_EXERCISE MATERIALS:_

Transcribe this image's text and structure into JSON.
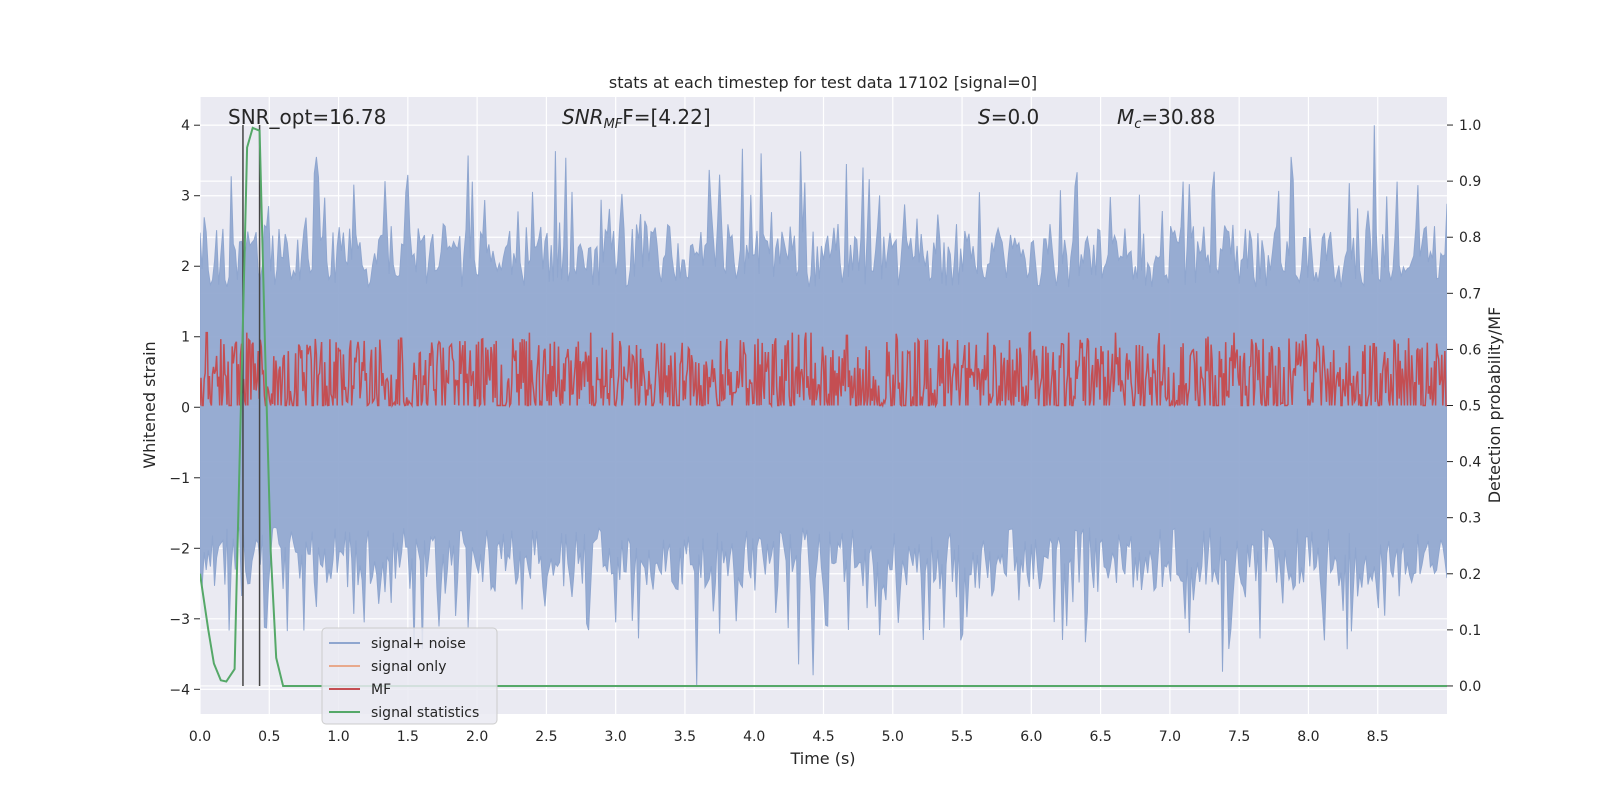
{
  "chart_data": {
    "type": "line",
    "title": "stats at each timestep for test data 17102 [signal=0]",
    "xlabel": "Time (s)",
    "ylabel": "Whitened strain",
    "ylabel_right": "Detection probability/MF",
    "xlim": [
      0.0,
      9.0
    ],
    "ylim": [
      -4.35,
      4.4
    ],
    "ylim_right": [
      -0.05,
      1.05
    ],
    "grid": true,
    "x_ticks": [
      "0.0",
      "0.5",
      "1.0",
      "1.5",
      "2.0",
      "2.5",
      "3.0",
      "3.5",
      "4.0",
      "4.5",
      "5.0",
      "5.5",
      "6.0",
      "6.5",
      "7.0",
      "7.5",
      "8.0",
      "8.5"
    ],
    "y_ticks": [
      "4",
      "3",
      "2",
      "1",
      "0",
      "−1",
      "−2",
      "−3",
      "−4"
    ],
    "y_ticks_right": [
      "1.0",
      "0.9",
      "0.8",
      "0.7",
      "0.6",
      "0.5",
      "0.4",
      "0.3",
      "0.2",
      "0.1",
      "0.0"
    ],
    "annotations": {
      "snr_opt": "SNR_opt=16.78",
      "snr_mf_main": "SNR",
      "snr_mf_sub": "MF",
      "snr_mf_rest": "F=[4.22]",
      "s_main": "S",
      "s_rest": "=0.0",
      "mc_main": "M",
      "mc_sub": "c",
      "mc_rest": "=30.88"
    },
    "vlines_x": [
      0.31,
      0.43
    ],
    "series": [
      {
        "name": "signal+ noise",
        "color": "#8fa6cf",
        "envelope": {
          "x_start": 0.0,
          "x_end": 9.0,
          "bins": 600,
          "seed": 17102,
          "upper_base": 1.7,
          "lower_base": -1.7,
          "notable_peaks": [
            [
              0.84,
              3.55
            ],
            [
              1.97,
              3.2
            ],
            [
              3.75,
              3.3
            ],
            [
              4.05,
              3.6
            ],
            [
              4.67,
              3.45
            ],
            [
              5.62,
              3.05
            ],
            [
              7.1,
              3.2
            ],
            [
              7.88,
              3.55
            ],
            [
              8.47,
              4.0
            ],
            [
              3.58,
              -3.95
            ],
            [
              4.42,
              -3.8
            ],
            [
              7.38,
              -3.75
            ],
            [
              6.22,
              -3.3
            ],
            [
              1.18,
              -3.05
            ],
            [
              3.0,
              -3.05
            ]
          ]
        }
      },
      {
        "name": "signal only",
        "color": "#e8a98c",
        "values": []
      },
      {
        "name": "MF",
        "color": "#c44e52",
        "axis": "right",
        "noise": {
          "x_start": 0.0,
          "x_end": 9.0,
          "points": 1200,
          "seed": 4,
          "base": 0.54,
          "spread": 0.08,
          "notable_peaks": [
            [
              0.05,
              0.63
            ],
            [
              1.45,
              0.62
            ],
            [
              3.3,
              0.61
            ],
            [
              4.67,
              0.625
            ],
            [
              6.22,
              0.61
            ],
            [
              8.47,
              0.61
            ]
          ]
        }
      },
      {
        "name": "signal statistics",
        "color": "#55a868",
        "axis": "right",
        "x": [
          0.0,
          0.06,
          0.1,
          0.15,
          0.19,
          0.25,
          0.3,
          0.34,
          0.38,
          0.43,
          0.47,
          0.51,
          0.55,
          0.6,
          1.0,
          2.0,
          2.2,
          3.0,
          9.0
        ],
        "values": [
          0.2,
          0.1,
          0.04,
          0.01,
          0.008,
          0.03,
          0.55,
          0.96,
          0.995,
          0.99,
          0.6,
          0.24,
          0.05,
          0.0,
          0.0,
          0.0,
          0.0,
          0.0,
          0.0
        ]
      }
    ],
    "legend": {
      "placement": "lower-left",
      "entries": [
        "signal+ noise",
        "signal only",
        "MF",
        "signal statistics"
      ],
      "colors": [
        "#8fa6cf",
        "#e8a98c",
        "#c44e52",
        "#55a868"
      ]
    }
  }
}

_WHAT YOU NEED TO DO:_ Print every entry exactly as written, without the pictures.

_FINAL RESULT:_
Transcribe this image's text and structure into JSON.
{
  "chart_data": {
    "type": "line",
    "title": "stats at each timestep for test data 17102 [signal=0]",
    "xlabel": "Time (s)",
    "ylabel": "Whitened strain",
    "ylabel_right": "Detection probability/MF",
    "xlim": [
      0.0,
      9.0
    ],
    "ylim": [
      -4.35,
      4.4
    ],
    "ylim_right": [
      -0.05,
      1.05
    ],
    "grid": true,
    "x_ticks": [
      "0.0",
      "0.5",
      "1.0",
      "1.5",
      "2.0",
      "2.5",
      "3.0",
      "3.5",
      "4.0",
      "4.5",
      "5.0",
      "5.5",
      "6.0",
      "6.5",
      "7.0",
      "7.5",
      "8.0",
      "8.5"
    ],
    "y_ticks": [
      "4",
      "3",
      "2",
      "1",
      "0",
      "−1",
      "−2",
      "−3",
      "−4"
    ],
    "y_ticks_right": [
      "1.0",
      "0.9",
      "0.8",
      "0.7",
      "0.6",
      "0.5",
      "0.4",
      "0.3",
      "0.2",
      "0.1",
      "0.0"
    ],
    "annotations": {
      "snr_opt": "SNR_opt=16.78",
      "snr_mf_main": "SNR",
      "snr_mf_sub": "MF",
      "snr_mf_rest": "F=[4.22]",
      "s_main": "S",
      "s_rest": "=0.0",
      "mc_main": "M",
      "mc_sub": "c",
      "mc_rest": "=30.88"
    },
    "vlines_x": [
      0.31,
      0.43
    ],
    "series": [
      {
        "name": "signal+ noise",
        "color": "#8fa6cf",
        "envelope": {
          "x_start": 0.0,
          "x_end": 9.0,
          "bins": 600,
          "seed": 17102,
          "upper_base": 1.7,
          "lower_base": -1.7,
          "notable_peaks": [
            [
              0.84,
              3.55
            ],
            [
              1.97,
              3.2
            ],
            [
              3.75,
              3.3
            ],
            [
              4.05,
              3.6
            ],
            [
              4.67,
              3.45
            ],
            [
              5.62,
              3.05
            ],
            [
              7.1,
              3.2
            ],
            [
              7.88,
              3.55
            ],
            [
              8.47,
              4.0
            ],
            [
              3.58,
              -3.95
            ],
            [
              4.42,
              -3.8
            ],
            [
              7.38,
              -3.75
            ],
            [
              6.22,
              -3.3
            ],
            [
              1.18,
              -3.05
            ],
            [
              3.0,
              -3.05
            ]
          ]
        }
      },
      {
        "name": "signal only",
        "color": "#e8a98c",
        "values": []
      },
      {
        "name": "MF",
        "color": "#c44e52",
        "axis": "right",
        "noise": {
          "x_start": 0.0,
          "x_end": 9.0,
          "points": 1200,
          "seed": 4,
          "base": 0.54,
          "spread": 0.08,
          "notable_peaks": [
            [
              0.05,
              0.63
            ],
            [
              1.45,
              0.62
            ],
            [
              3.3,
              0.61
            ],
            [
              4.67,
              0.625
            ],
            [
              6.22,
              0.61
            ],
            [
              8.47,
              0.61
            ]
          ]
        }
      },
      {
        "name": "signal statistics",
        "color": "#55a868",
        "axis": "right",
        "x": [
          0.0,
          0.06,
          0.1,
          0.15,
          0.19,
          0.25,
          0.3,
          0.34,
          0.38,
          0.43,
          0.47,
          0.51,
          0.55,
          0.6,
          1.0,
          2.0,
          2.2,
          3.0,
          9.0
        ],
        "values": [
          0.2,
          0.1,
          0.04,
          0.01,
          0.008,
          0.03,
          0.55,
          0.96,
          0.995,
          0.99,
          0.6,
          0.24,
          0.05,
          0.0,
          0.0,
          0.0,
          0.0,
          0.0,
          0.0
        ]
      }
    ],
    "legend": {
      "placement": "lower-left",
      "entries": [
        "signal+ noise",
        "signal only",
        "MF",
        "signal statistics"
      ],
      "colors": [
        "#8fa6cf",
        "#e8a98c",
        "#c44e52",
        "#55a868"
      ]
    }
  }
}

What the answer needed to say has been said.